WHAT TO WORK ON: Return every line of the data below that includes the string "circle".

WORKING DATA:

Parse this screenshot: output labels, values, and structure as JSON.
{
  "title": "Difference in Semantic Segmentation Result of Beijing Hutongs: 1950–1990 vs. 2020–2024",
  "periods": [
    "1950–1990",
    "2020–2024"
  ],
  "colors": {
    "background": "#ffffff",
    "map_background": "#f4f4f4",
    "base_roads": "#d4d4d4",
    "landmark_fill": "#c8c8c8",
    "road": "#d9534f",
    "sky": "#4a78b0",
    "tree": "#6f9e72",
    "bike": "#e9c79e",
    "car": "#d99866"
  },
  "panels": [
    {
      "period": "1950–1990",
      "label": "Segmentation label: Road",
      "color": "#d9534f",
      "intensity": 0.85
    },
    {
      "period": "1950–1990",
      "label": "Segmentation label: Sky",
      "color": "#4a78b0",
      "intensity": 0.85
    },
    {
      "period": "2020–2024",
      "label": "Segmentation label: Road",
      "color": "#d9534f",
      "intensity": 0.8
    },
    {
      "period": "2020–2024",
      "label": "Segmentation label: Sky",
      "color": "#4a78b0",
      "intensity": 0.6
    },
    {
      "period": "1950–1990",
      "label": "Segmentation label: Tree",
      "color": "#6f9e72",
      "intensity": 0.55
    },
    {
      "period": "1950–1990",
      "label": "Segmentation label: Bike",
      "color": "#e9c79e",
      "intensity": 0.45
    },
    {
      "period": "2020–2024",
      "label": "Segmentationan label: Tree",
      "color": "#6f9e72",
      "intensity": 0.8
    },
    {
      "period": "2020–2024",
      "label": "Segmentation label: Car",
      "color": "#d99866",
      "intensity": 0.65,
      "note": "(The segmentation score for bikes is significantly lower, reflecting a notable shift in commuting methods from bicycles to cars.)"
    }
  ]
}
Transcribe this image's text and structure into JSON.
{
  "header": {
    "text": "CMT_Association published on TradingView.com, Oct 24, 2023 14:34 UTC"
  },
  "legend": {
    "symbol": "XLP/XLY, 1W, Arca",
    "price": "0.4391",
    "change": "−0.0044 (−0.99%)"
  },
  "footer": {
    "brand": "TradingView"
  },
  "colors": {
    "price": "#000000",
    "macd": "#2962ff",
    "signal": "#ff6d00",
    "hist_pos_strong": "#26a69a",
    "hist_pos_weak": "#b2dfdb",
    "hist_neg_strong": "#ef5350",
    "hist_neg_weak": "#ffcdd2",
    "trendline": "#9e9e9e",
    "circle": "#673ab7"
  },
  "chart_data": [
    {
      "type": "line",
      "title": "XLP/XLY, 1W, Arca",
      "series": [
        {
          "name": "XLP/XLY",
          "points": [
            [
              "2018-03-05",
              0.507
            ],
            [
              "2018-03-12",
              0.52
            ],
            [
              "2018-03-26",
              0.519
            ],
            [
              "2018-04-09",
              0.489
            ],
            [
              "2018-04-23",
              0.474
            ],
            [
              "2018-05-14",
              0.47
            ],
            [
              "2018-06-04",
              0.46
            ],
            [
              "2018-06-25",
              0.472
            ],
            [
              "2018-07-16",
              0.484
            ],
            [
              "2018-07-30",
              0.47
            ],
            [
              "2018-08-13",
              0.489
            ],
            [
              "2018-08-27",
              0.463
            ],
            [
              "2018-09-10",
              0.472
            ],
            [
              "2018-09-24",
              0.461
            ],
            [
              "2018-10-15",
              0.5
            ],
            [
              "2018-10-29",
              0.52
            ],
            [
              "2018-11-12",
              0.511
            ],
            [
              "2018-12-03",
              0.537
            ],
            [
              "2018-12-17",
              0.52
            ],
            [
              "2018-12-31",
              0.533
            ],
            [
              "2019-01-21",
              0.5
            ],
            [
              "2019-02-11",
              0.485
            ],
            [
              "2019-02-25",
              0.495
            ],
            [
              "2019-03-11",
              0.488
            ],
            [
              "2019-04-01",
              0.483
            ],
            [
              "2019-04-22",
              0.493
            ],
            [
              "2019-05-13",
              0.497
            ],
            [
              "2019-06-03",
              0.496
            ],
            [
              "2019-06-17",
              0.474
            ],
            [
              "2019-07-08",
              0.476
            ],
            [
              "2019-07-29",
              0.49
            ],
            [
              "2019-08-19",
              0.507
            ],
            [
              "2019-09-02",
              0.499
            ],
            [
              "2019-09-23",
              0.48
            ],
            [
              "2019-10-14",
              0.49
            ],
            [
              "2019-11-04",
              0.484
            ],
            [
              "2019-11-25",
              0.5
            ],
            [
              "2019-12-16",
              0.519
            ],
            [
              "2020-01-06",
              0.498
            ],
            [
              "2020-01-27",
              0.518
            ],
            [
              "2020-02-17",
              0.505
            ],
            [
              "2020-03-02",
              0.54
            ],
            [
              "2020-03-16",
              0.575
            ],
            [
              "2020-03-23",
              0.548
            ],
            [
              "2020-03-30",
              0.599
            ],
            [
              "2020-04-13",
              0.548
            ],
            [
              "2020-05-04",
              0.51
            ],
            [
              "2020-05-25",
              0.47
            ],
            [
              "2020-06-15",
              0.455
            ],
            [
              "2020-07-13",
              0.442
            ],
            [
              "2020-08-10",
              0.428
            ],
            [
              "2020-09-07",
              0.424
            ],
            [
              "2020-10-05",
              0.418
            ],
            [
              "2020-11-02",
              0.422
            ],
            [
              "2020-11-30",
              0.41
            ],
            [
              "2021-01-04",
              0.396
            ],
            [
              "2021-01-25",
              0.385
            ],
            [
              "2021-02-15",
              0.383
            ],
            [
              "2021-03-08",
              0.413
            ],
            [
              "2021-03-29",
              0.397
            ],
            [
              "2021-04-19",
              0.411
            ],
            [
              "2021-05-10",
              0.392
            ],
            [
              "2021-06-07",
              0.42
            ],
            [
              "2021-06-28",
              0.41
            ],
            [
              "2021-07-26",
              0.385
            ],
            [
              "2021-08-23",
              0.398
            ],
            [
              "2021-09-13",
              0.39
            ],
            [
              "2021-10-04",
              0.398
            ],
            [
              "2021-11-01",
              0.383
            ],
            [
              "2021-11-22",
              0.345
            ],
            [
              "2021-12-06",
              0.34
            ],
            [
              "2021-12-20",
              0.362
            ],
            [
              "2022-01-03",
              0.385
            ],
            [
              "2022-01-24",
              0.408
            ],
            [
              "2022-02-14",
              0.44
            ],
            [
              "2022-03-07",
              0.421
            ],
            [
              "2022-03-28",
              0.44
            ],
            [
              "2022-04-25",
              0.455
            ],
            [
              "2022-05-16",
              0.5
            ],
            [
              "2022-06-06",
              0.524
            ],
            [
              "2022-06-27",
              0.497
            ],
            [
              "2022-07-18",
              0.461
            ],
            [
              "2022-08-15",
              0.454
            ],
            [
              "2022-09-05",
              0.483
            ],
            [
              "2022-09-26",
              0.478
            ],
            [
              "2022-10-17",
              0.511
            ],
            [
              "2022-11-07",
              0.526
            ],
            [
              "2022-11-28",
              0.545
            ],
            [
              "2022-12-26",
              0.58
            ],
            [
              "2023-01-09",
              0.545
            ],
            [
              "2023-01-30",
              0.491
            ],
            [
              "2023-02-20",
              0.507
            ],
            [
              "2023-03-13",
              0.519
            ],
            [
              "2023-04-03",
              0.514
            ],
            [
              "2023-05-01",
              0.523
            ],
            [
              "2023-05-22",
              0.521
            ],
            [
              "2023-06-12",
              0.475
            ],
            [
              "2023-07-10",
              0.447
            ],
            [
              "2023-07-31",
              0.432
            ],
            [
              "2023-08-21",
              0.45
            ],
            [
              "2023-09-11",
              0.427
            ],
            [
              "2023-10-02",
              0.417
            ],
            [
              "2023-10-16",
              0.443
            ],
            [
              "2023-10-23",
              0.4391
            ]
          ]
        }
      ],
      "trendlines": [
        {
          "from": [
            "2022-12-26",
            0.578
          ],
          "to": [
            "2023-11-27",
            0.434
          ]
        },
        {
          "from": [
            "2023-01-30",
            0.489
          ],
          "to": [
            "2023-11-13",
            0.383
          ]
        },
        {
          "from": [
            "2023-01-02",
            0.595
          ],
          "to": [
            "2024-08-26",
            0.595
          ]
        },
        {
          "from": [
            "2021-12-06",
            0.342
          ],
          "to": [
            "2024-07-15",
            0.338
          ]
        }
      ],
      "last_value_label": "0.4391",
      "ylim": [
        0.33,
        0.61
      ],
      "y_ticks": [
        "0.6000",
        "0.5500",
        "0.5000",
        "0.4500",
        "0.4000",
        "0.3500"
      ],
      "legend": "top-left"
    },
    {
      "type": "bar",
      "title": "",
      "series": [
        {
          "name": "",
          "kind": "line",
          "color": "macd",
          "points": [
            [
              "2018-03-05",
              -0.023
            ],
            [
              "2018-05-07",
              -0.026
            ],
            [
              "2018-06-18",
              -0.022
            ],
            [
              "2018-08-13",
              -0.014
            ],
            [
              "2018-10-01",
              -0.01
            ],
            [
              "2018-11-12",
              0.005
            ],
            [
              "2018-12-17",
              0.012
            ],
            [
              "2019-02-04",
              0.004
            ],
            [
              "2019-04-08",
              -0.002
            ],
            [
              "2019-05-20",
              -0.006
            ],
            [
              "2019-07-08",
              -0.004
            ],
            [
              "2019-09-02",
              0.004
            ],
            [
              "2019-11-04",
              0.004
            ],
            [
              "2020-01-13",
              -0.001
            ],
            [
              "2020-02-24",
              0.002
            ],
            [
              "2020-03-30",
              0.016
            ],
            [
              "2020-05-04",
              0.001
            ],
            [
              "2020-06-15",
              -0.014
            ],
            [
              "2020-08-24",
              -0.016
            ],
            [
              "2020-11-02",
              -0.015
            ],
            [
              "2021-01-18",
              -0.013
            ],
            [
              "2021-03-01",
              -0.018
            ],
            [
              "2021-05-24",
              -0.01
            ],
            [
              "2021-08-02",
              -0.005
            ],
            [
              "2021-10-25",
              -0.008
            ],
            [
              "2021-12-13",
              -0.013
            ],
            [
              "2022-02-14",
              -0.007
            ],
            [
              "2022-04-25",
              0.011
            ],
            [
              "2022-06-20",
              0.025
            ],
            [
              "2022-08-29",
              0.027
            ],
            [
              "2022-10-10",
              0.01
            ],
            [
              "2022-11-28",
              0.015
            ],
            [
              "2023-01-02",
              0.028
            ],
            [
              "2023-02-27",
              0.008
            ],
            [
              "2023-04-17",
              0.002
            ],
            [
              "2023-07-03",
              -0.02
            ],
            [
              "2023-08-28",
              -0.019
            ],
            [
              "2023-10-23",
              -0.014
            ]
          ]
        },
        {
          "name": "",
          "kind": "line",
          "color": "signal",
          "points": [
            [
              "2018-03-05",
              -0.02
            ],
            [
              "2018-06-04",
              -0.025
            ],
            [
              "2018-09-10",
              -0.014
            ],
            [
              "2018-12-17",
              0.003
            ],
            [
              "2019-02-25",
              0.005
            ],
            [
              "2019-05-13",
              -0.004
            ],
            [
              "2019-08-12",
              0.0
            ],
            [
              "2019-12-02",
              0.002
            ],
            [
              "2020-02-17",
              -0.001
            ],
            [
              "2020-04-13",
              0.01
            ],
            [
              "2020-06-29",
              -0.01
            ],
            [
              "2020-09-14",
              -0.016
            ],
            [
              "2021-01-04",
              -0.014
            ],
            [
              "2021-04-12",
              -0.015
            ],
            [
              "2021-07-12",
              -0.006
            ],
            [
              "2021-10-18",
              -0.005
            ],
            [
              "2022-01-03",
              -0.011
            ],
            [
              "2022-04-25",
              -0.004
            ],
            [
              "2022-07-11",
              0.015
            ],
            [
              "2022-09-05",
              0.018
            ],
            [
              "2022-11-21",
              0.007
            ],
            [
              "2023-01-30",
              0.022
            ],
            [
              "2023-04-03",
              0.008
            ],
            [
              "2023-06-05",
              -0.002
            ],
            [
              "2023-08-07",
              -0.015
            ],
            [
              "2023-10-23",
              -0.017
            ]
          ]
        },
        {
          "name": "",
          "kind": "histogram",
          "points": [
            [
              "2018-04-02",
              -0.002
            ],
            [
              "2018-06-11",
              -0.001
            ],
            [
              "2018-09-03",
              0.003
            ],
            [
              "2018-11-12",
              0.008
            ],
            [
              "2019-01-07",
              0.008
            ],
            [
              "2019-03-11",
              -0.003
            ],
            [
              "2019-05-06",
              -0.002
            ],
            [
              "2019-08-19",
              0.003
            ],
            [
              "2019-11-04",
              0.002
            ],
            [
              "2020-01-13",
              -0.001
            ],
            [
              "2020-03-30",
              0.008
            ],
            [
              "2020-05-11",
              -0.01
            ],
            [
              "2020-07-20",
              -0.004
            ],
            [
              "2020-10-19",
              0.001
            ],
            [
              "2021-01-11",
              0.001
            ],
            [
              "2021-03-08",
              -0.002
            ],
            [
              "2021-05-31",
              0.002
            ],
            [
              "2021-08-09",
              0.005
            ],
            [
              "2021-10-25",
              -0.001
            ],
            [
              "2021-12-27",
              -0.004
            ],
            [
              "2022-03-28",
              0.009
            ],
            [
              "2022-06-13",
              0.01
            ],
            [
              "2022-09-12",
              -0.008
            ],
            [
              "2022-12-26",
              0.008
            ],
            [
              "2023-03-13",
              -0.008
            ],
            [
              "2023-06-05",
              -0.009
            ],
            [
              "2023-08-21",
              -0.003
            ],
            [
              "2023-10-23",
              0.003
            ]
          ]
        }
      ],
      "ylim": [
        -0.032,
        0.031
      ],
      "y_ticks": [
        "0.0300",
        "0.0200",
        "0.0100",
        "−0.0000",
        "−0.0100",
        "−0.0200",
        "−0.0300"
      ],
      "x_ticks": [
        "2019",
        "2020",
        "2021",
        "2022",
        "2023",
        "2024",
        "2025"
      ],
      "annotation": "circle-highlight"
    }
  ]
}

EXERCISE RESULT:
    "circle": "#673ab7"
      "annotation": "circle-highlight"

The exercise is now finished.